== Provided entries

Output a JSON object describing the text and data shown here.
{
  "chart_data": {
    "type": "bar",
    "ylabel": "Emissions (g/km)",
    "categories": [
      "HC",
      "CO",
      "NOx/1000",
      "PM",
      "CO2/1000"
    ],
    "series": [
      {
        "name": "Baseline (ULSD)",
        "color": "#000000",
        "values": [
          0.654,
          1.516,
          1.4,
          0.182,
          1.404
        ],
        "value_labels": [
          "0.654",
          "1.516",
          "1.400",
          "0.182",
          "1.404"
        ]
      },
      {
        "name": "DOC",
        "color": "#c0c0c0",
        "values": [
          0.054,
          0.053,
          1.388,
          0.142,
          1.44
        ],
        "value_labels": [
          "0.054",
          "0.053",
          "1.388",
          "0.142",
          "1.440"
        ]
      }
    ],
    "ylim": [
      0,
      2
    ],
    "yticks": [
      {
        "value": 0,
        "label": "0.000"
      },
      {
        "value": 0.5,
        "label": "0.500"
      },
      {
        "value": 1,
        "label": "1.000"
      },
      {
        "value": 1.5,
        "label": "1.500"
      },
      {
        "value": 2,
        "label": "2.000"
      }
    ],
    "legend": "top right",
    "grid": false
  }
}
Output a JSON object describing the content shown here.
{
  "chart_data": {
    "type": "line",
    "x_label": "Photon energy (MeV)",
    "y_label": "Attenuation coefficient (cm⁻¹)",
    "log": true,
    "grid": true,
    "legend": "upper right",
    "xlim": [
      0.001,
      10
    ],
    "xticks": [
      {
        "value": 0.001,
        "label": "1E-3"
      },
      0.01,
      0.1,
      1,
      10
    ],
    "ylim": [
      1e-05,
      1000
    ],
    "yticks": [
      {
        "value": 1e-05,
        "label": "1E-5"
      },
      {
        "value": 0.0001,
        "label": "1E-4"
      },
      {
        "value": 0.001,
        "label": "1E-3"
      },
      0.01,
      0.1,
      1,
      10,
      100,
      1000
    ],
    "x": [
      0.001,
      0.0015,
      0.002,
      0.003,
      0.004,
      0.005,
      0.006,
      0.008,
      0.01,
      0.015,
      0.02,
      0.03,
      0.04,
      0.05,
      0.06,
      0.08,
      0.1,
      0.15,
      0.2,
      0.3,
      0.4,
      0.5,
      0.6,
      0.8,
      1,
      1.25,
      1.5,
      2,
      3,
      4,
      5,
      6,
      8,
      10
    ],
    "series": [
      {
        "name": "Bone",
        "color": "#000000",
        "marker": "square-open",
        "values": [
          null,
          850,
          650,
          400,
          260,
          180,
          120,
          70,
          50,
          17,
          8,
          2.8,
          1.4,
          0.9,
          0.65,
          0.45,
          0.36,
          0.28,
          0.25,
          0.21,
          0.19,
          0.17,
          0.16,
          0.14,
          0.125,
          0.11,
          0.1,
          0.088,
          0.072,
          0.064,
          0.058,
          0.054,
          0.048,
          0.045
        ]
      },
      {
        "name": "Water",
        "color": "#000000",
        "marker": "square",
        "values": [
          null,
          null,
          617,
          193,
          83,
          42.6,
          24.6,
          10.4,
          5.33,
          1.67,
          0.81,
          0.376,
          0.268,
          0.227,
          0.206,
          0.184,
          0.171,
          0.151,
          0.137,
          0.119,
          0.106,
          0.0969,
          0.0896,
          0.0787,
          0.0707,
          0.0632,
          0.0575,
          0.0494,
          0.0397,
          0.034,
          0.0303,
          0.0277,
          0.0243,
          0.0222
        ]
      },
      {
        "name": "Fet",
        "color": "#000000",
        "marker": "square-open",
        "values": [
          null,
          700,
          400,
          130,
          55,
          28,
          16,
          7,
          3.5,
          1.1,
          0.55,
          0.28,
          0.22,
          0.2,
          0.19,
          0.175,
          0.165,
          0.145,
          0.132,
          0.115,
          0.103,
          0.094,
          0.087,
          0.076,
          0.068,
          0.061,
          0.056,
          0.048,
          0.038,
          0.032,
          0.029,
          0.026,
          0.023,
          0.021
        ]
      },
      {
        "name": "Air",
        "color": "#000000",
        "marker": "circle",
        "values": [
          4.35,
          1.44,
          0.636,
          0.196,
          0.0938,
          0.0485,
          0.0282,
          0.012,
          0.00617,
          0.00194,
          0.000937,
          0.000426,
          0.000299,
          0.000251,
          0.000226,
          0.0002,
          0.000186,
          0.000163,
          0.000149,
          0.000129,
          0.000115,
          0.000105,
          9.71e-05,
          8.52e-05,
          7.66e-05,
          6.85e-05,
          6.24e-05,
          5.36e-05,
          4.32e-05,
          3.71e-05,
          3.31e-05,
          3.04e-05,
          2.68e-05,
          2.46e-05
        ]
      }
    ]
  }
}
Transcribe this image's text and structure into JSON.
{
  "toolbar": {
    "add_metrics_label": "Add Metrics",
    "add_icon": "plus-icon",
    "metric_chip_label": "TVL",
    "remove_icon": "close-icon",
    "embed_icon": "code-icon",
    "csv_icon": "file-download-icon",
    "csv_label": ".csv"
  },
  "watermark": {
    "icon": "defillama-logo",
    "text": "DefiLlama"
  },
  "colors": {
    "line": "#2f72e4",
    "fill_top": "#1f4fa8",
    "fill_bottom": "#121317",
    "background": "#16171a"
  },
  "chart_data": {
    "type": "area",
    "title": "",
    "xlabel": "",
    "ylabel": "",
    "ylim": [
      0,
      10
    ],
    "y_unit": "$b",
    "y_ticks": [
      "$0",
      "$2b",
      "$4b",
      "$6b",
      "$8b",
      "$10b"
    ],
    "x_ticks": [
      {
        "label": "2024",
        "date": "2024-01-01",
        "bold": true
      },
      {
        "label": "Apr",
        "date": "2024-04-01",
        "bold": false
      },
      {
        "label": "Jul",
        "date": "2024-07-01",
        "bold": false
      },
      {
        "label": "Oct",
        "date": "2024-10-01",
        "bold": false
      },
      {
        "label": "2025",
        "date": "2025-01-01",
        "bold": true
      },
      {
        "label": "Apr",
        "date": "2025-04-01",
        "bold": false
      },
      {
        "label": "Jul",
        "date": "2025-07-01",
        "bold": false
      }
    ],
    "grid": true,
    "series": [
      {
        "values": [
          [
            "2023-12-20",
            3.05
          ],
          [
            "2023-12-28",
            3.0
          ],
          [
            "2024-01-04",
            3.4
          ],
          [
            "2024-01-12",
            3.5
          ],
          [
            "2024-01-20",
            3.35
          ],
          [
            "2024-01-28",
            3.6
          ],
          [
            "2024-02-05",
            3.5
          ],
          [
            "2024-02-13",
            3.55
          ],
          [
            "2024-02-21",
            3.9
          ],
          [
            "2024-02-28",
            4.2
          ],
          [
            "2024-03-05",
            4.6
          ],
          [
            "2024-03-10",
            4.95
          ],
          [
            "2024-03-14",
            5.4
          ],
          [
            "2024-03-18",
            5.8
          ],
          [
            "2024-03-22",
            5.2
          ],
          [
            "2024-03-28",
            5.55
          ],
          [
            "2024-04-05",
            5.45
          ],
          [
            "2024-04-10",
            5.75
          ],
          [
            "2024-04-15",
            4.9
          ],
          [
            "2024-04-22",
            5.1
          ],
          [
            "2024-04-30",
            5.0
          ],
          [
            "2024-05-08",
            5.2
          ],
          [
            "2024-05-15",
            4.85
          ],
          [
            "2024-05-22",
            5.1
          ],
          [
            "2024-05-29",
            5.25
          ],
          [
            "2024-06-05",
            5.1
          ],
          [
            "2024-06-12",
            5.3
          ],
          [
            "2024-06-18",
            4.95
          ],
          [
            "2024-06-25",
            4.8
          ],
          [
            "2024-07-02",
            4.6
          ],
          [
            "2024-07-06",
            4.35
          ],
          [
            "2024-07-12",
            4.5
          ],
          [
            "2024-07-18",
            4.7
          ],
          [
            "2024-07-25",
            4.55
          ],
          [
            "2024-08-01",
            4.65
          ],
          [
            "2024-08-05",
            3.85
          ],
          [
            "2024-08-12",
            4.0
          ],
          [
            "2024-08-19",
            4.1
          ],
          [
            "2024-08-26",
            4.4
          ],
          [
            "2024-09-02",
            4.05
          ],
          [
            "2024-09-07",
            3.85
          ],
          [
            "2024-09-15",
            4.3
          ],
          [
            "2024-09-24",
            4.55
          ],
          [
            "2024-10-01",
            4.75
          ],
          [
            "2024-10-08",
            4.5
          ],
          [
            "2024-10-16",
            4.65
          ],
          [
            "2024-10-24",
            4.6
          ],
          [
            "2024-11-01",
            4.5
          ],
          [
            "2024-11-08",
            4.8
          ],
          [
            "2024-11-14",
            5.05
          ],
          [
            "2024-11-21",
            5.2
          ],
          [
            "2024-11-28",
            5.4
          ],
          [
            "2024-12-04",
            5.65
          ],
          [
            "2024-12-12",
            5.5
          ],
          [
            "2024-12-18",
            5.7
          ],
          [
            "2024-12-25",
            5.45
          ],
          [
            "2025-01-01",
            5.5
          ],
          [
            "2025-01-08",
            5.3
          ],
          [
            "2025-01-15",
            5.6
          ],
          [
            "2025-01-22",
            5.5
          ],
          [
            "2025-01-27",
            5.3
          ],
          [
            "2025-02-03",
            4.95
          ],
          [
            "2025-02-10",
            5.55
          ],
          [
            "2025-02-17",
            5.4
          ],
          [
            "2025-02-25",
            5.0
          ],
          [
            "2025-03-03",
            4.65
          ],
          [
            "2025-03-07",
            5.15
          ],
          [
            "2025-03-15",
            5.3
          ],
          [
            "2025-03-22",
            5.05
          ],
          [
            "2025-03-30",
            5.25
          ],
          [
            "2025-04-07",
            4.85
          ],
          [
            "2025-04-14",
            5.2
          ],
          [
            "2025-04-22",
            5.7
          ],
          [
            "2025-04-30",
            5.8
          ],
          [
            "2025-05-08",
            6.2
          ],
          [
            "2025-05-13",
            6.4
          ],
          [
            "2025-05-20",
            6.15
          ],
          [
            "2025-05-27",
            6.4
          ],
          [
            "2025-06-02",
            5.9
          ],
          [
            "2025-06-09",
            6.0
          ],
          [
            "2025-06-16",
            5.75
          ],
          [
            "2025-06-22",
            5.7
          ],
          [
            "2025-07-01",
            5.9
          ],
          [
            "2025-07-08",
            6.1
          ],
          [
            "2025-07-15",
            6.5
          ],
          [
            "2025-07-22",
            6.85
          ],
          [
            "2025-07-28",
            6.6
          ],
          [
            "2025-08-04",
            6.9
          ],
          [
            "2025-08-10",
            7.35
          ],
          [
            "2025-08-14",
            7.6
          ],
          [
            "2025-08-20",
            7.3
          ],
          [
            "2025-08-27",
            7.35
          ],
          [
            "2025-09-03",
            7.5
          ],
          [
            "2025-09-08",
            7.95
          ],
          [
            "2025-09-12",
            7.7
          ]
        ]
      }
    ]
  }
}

====

The request |
Find how many lines in the listing hold "shown", and reply with that number only.

Exercise response |
2